[Extracted records]
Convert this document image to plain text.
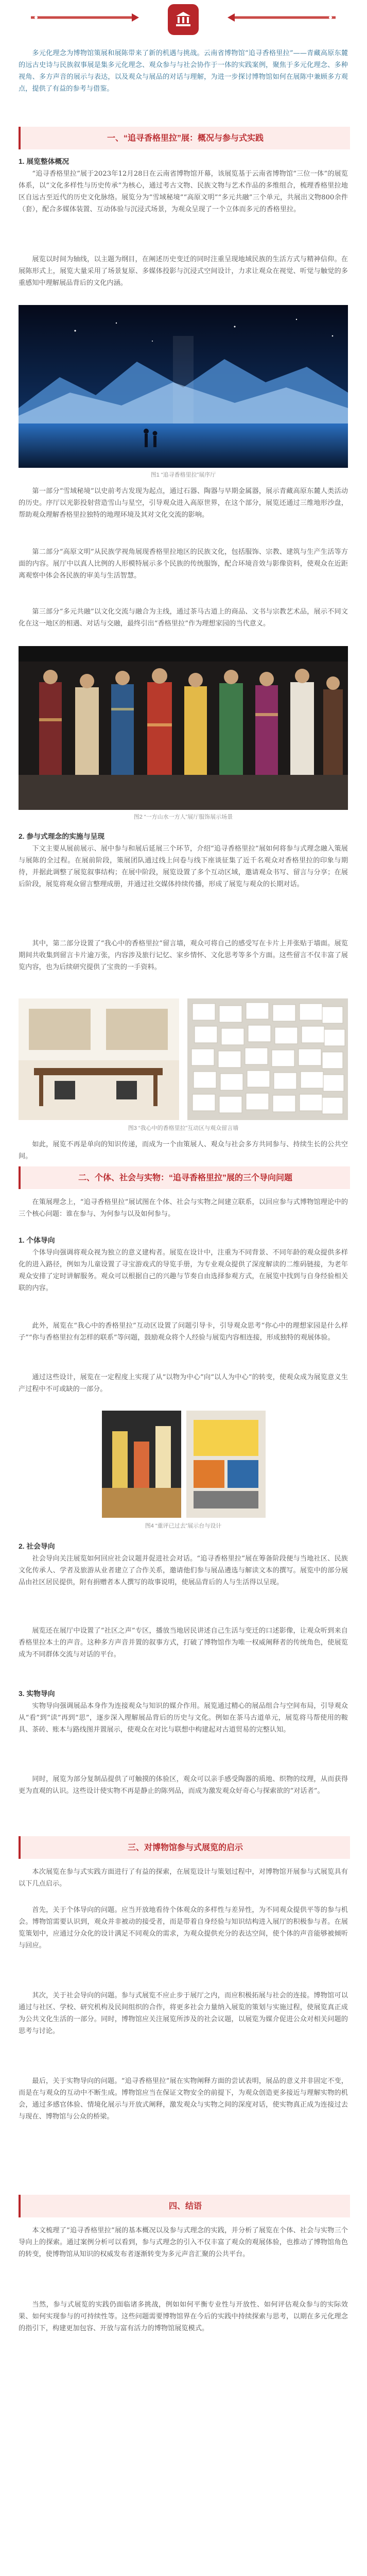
多元化理念为博物馆策展和展陈带来了新的机遇与挑战。云南省博物馆“追寻香格里拉”——青藏高原东麓的远古史诗与民族叙事展是集多元化理念、观众参与与社会协作于一体的实践案例，聚焦于多元化理念、多种视角、多方声音的展示与表达，以及观众与展品的对话与理解，为进一步探讨博物馆如何在展陈中兼顾多方观点，提供了有益的参考与借鉴。

一、“追寻香格里拉”展：概况与参与式实践
1. 展览整体概况

“追寻香格里拉”展于2023年12月28日在云南省博物馆开幕，该展览基于云南省博物馆“三位一体”的展览体系，以“文化多样性与历史传承”为核心，通过考古文物、民族文物与艺术作品的多维组合，梳理香格里拉地区自远古至近代的历史文化脉络。展览分为“雪域秘境”“高原文明”“多元共融”三个单元，共展出文物800余件（套），配合多媒体装置、互动体验与沉浸式场景，为观众呈现了一个立体而多元的香格里拉。

展览以时间为轴线，以主题为纲目，在阐述历史变迁的同时注重呈现地域民族的生活方式与精神信仰。在展陈形式上，展览大量采用了场景复原、多媒体投影与沉浸式空间设计，力求让观众在视觉、听觉与触觉的多重感知中理解展品背后的文化内涵。

图1 “追寻香格里拉”展序厅

第一部分“雪域秘境”以史前考古发现为起点，通过石器、陶器与早期金属器，展示青藏高原东麓人类活动的历史。序厅以光影投射营造雪山与星空，引导观众进入高原世界，在这个部分，展览还通过三维地形沙盘，帮助观众理解香格里拉独特的地理环境及其对文化交流的影响。

第二部分“高原文明”从民族学视角展现香格里拉地区的民族文化，包括服饰、宗教、建筑与生产生活等方面的内容。展厅中以真人比例的人形模特展示多个民族的传统服饰，配合环境音效与影像资料，使观众在近距离观察中体会各民族的审美与生活智慧。

第三部分“多元共融”以文化交流与融合为主线，通过茶马古道上的商品、文书与宗教艺术品，展示不同文化在这一地区的相遇、对话与交融，最终引出“香格里拉”作为理想家园的当代意义。

图2 “一方山水一方人”展厅服饰展示场景
2. 参与式理念的实施与呈现

下文主要从展前展示、展中参与和展后延展三个环节，介绍“追寻香格里拉”展如何将参与式理念融入策展与展陈的全过程。在展前阶段，策展团队通过线上问卷与线下座谈征集了近千名观众对香格里拉的印象与期待，并据此调整了展览叙事结构；在展中阶段，展览设置了多个互动区域，邀请观众书写、留言与分享；在展后阶段，展览将观众留言整理成册，并通过社交媒体持续传播，形成了展览与观众的长期对话。

其中，第二部分设置了“我心中的香格里拉”留言墙，观众可将自己的感受写在卡片上并张贴于墙面。展览期间共收集到留言卡片逾万张，内容涉及旅行记忆、家乡情怀、文化思考等多个方面。这些留言不仅丰富了展览内容，也为后续研究提供了宝贵的一手资料。

图3 “我心中的香格里拉”互动区与观众留言墙

如此，展览不再是单向的知识传递，而成为一个由策展人、观众与社会多方共同参与、持续生长的公共空间。

二、个体、社会与实物：“追寻香格里拉”展的三个导向问题

在策展理念上，“追寻香格里拉”展试图在个体、社会与实物之间建立联系，以回应参与式博物馆理论中的三个核心问题：谁在参与、为何参与以及如何参与。

1. 个体导向

个体导向强调将观众视为独立的意义建构者。展览在设计中，注重为不同背景、不同年龄的观众提供多样化的进入路径，例如为儿童设置了寻宝游戏式的导览手册，为专业观众提供了深度解读的二维码链接，为老年观众安排了定时讲解服务。观众可以根据自己的兴趣与节奏自由选择参观方式，在展览中找到与自身经验相关联的内容。

此外，展览在“我心中的香格里拉”互动区设置了问题引导卡，引导观众思考“你心中的理想家园是什么样子”“你与香格里拉有怎样的联系”等问题，鼓励观众将个人经验与展览内容相连接，形成独特的观展体验。

通过这些设计，展览在一定程度上实现了从“以物为中心”向“以人为中心”的转变，使观众成为展览意义生产过程中不可或缺的一部分。

图4 “重评已过去”展示台与设计
2. 社会导向

社会导向关注展览如何回应社会议题并促进社会对话。“追寻香格里拉”展在筹备阶段便与当地社区、民族文化传承人、学者及旅游从业者建立了合作关系，邀请他们参与展品遴选与解读文本的撰写。展览中的部分展品由社区居民提供，附有捐赠者本人撰写的故事说明，使展品背后的人与生活得以呈现。

展览还在展厅中设置了“社区之声”专区，播放当地居民讲述自己生活与变迁的口述影像，让观众听到来自香格里拉本土的声音。这种多方声音并置的叙事方式，打破了博物馆作为唯一权威阐释者的传统角色，使展览成为不同群体交流与对话的平台。

3. 实物导向

实物导向强调展品本身作为连接观众与知识的媒介作用。展览通过精心的展品组合与空间布局，引导观众从“看”到“读”再到“思”，逐步深入理解展品背后的历史与文化。例如在茶马古道单元，展览将马帮使用的鞍具、茶砖、账本与路线图并置展示，使观众在对比与联想中构建起对古道贸易的完整认知。

同时，展览为部分复制品提供了可触摸的体验区，观众可以亲手感受陶器的质地、织物的纹理，从而获得更为直观的认识。这些设计使实物不再是静止的陈列品，而成为激发观众好奇心与探索欲的“对话者”。

三、对博物馆参与式展览的启示

本次展览在参与式实践方面进行了有益的探索，在展览设计与策划过程中，对博物馆开展参与式展览具有以下几点启示。

首先，关于个体导向的问题。应当开放地看待个体观众的多样性与差异性，为不同观众提供平等的参与机会。博物馆需要认识到，观众并非被动的接受者，而是带着自身经验与知识结构进入展厅的积极参与者。在展览策划中，应通过分众化的设计满足不同观众的需求，为观众提供充分的表达空间，使个体的声音能够被倾听与回应。

其次，关于社会导向的问题。参与式展览不应止步于展厅之内，而应积极拓展与社会的连接。博物馆可以通过与社区、学校、研究机构及民间组织的合作，将更多社会力量纳入展览的策划与实施过程，使展览真正成为公共文化生活的一部分。同时，博物馆应关注展览所涉及的社会议题，以展览为媒介促进公众对相关问题的思考与讨论。

最后，关于实物导向的问题。“追寻香格里拉”展在实物阐释方面的尝试表明，展品的意义并非固定不变，而是在与观众的互动中不断生成。博物馆应当在保证文物安全的前提下，为观众创造更多接近与理解实物的机会，通过多感官体验、情境化展示与开放式阐释，激发观众与实物之间的深度对话，使实物真正成为连接过去与现在、博物馆与公众的桥梁。

四、结语

本文梳理了“追寻香格里拉”展的基本概况以及参与式理念的实践，并分析了展览在个体、社会与实物三个导向上的探索。通过案例分析可以看到，参与式理念的引入不仅丰富了观众的观展体验，也推动了博物馆角色的转变，使博物馆从知识的权威发布者逐渐转变为多元声音汇聚的公共平台。

当然，参与式展览的实践仍面临诸多挑战，例如如何平衡专业性与开放性、如何评估观众参与的实际效果、如何实现参与的可持续性等。这些问题需要博物馆界在今后的实践中持续探索与思考，以期在多元化理念的指引下，构建更加包容、开放与富有活力的博物馆展览模式。
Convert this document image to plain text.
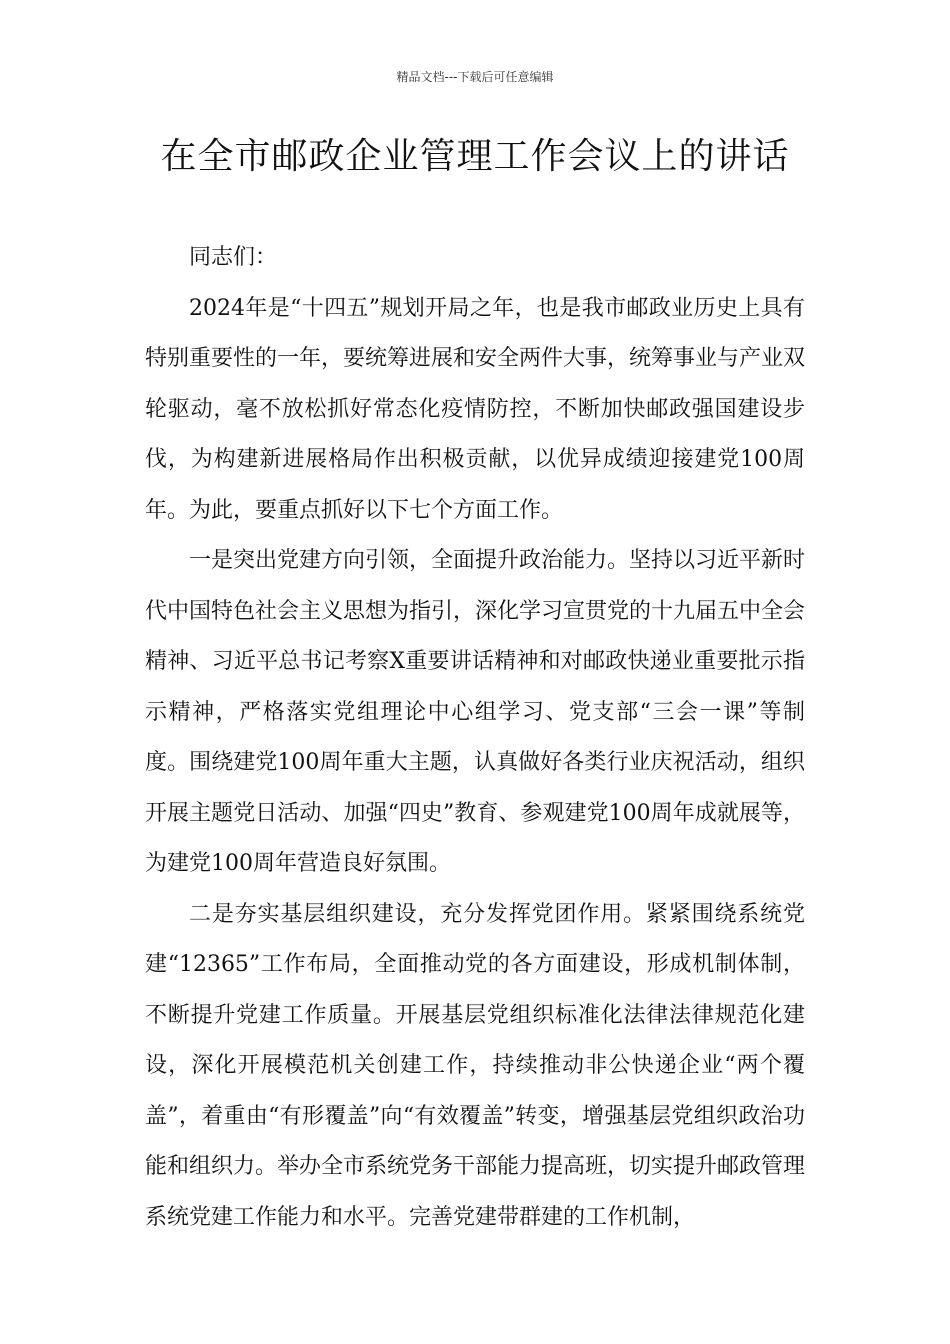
精品文档---下载后可任意编辑
在全市邮政企业管理工作会议上的讲话

同志们：

2024年是“十四五”规划开局之年，也是我市邮政业历史上具有特别重要性的一年，要统筹进展和安全两件大事，统筹事业与产业双轮驱动，毫不放松抓好常态化疫情防控，不断加快邮政强国建设步伐，为构建新进展格局作出积极贡献，以优异成绩迎接建党100周年。为此，要重点抓好以下七个方面工作。

一是突出党建方向引领，全面提升政治能力。坚持以习近平新时代中国特色社会主义思想为指引，深化学习宣贯党的十九届五中全会精神、习近平总书记考察X重要讲话精神和对邮政快递业重要批示指示精神，严格落实党组理论中心组学习、党支部“三会一课”等制度。围绕建党100周年重大主题，认真做好各类行业庆祝活动，组织开展主题党日活动、加强“四史”教育、参观建党100周年成就展等，为建党100周年营造良好氛围。

二是夯实基层组织建设，充分发挥党团作用。紧紧围绕系统党建“12365”工作布局，全面推动党的各方面建设，形成机制体制，不断提升党建工作质量。开展基层党组织标准化法律法律规范化建设，深化开展模范机关创建工作，持续推动非公快递企业“两个覆盖”，着重由“有形覆盖”向“有效覆盖”转变，增强基层党组织政治功能和组织力。举办全市系统党务干部能力提高班，切实提升邮政管理系统党建工作能力和水平。完善党建带群建的工作机制，
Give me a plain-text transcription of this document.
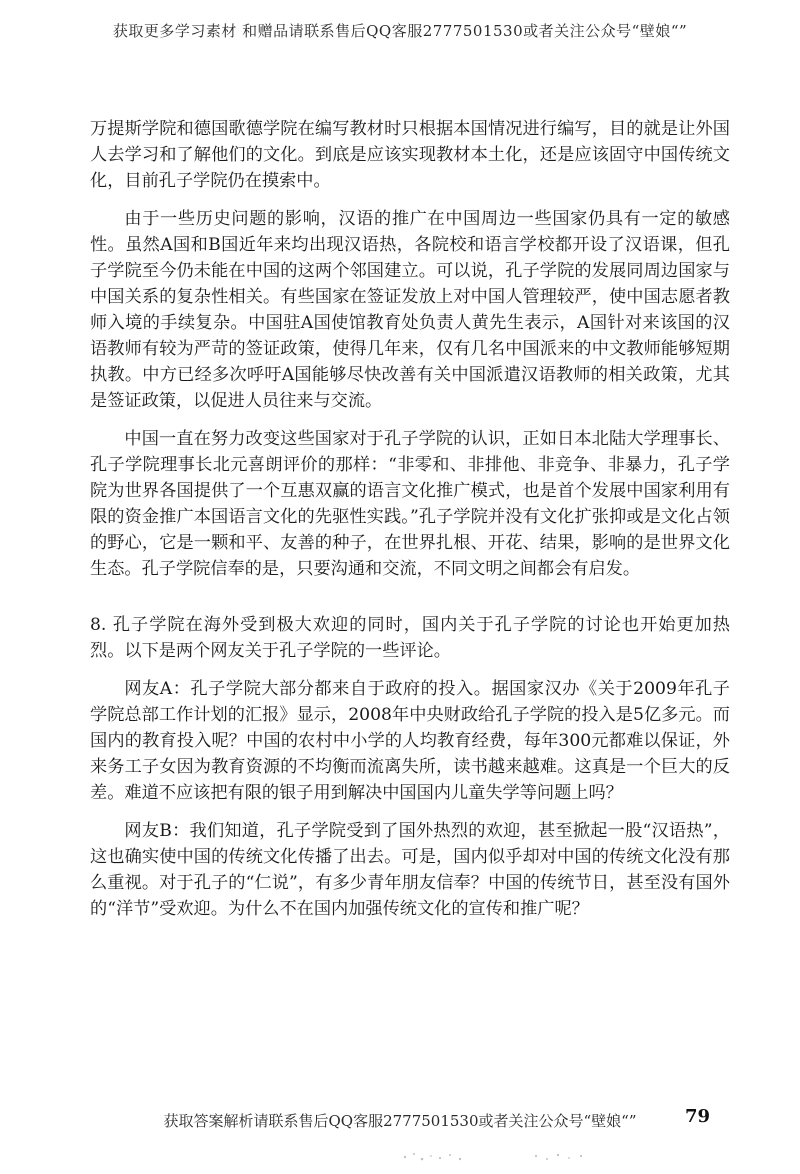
获取更多学习素材 和赠品请联系售后QQ客服2777501530或者关注公众号“壁娘“”

万提斯学院和德国歌德学院在编写教材时只根据本国情况进行编写，目的就是让外国人去学习和了解他们的文化。到底是应该实现教材本土化，还是应该固守中国传统文化，目前孔子学院仍在摸索中。

由于一些历史问题的影响，汉语的推广在中国周边一些国家仍具有一定的敏感性。虽然A国和B国近年来均出现汉语热，各院校和语言学校都开设了汉语课，但孔子学院至今仍未能在中国的这两个邻国建立。可以说，孔子学院的发展同周边国家与中国关系的复杂性相关。有些国家在签证发放上对中国人管理较严，使中国志愿者教师入境的手续复杂。中国驻A国使馆教育处负责人黄先生表示，A国针对来该国的汉语教师有较为严苛的签证政策，使得几年来，仅有几名中国派来的中文教师能够短期执教。中方已经多次呼吁A国能够尽快改善有关中国派遣汉语教师的相关政策，尤其是签证政策，以促进人员往来与交流。

中国一直在努力改变这些国家对于孔子学院的认识，正如日本北陆大学理事长、孔子学院理事长北元喜朗评价的那样：“非零和、非排他、非竞争、非暴力，孔子学院为世界各国提供了一个互惠双赢的语言文化推广模式，也是首个发展中国家利用有限的资金推广本国语言文化的先驱性实践。”孔子学院并没有文化扩张抑或是文化占领的野心，它是一颗和平、友善的种子，在世界扎根、开花、结果，影响的是世界文化生态。孔子学院信奉的是，只要沟通和交流，不同文明之间都会有启发。

8. 孔子学院在海外受到极大欢迎的同时，国内关于孔子学院的讨论也开始更加热烈。以下是两个网友关于孔子学院的一些评论。

网友A：孔子学院大部分都来自于政府的投入。据国家汉办《关于2009年孔子学院总部工作计划的汇报》显示，2008年中央财政给孔子学院的投入是5亿多元。而国内的教育投入呢？中国的农村中小学的人均教育经费，每年300元都难以保证，外来务工子女因为教育资源的不均衡而流离失所，读书越来越难。这真是一个巨大的反差。难道不应该把有限的银子用到解决中国国内儿童失学等问题上吗？

网友B：我们知道，孔子学院受到了国外热烈的欢迎，甚至掀起一股“汉语热”，这也确实使中国的传统文化传播了出去。可是，国内似乎却对中国的传统文化没有那么重视。对于孔子的“仁说”，有多少青年朋友信奉？中国的传统节日，甚至没有国外的“洋节”受欢迎。为什么不在国内加强传统文化的宣传和推广呢？

获取答案解析请联系售后QQ客服2777501530或者关注公众号“壁娘“”	79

**Problem description**
Copy whichever lines in the listing above contain the word "多元共融".

**Finished exercise**
“追寻香格里拉”展于2023年12月28日在云南省博物馆开幕，该展览基于云南省博物馆“三位一体”的展览体系，以“文化多样性与历史传承”为核心，通过考古文物、民族文物与艺术作品的多维组合，梳理香格里拉地区自远古至近代的历史文化脉络。展览分为“雪域秘境”“高原文明”“多元共融”三个单元，共展出文物800余件（套），配合多媒体装置、互动体验与沉浸式场景，为观众呈现了一个立体而多元的香格里拉。
第三部分“多元共融”以文化交流与融合为主线，通过茶马古道上的商品、文书与宗教艺术品，展示不同文化在这一地区的相遇、对话与交融，最终引出“香格里拉”作为理想家园的当代意义。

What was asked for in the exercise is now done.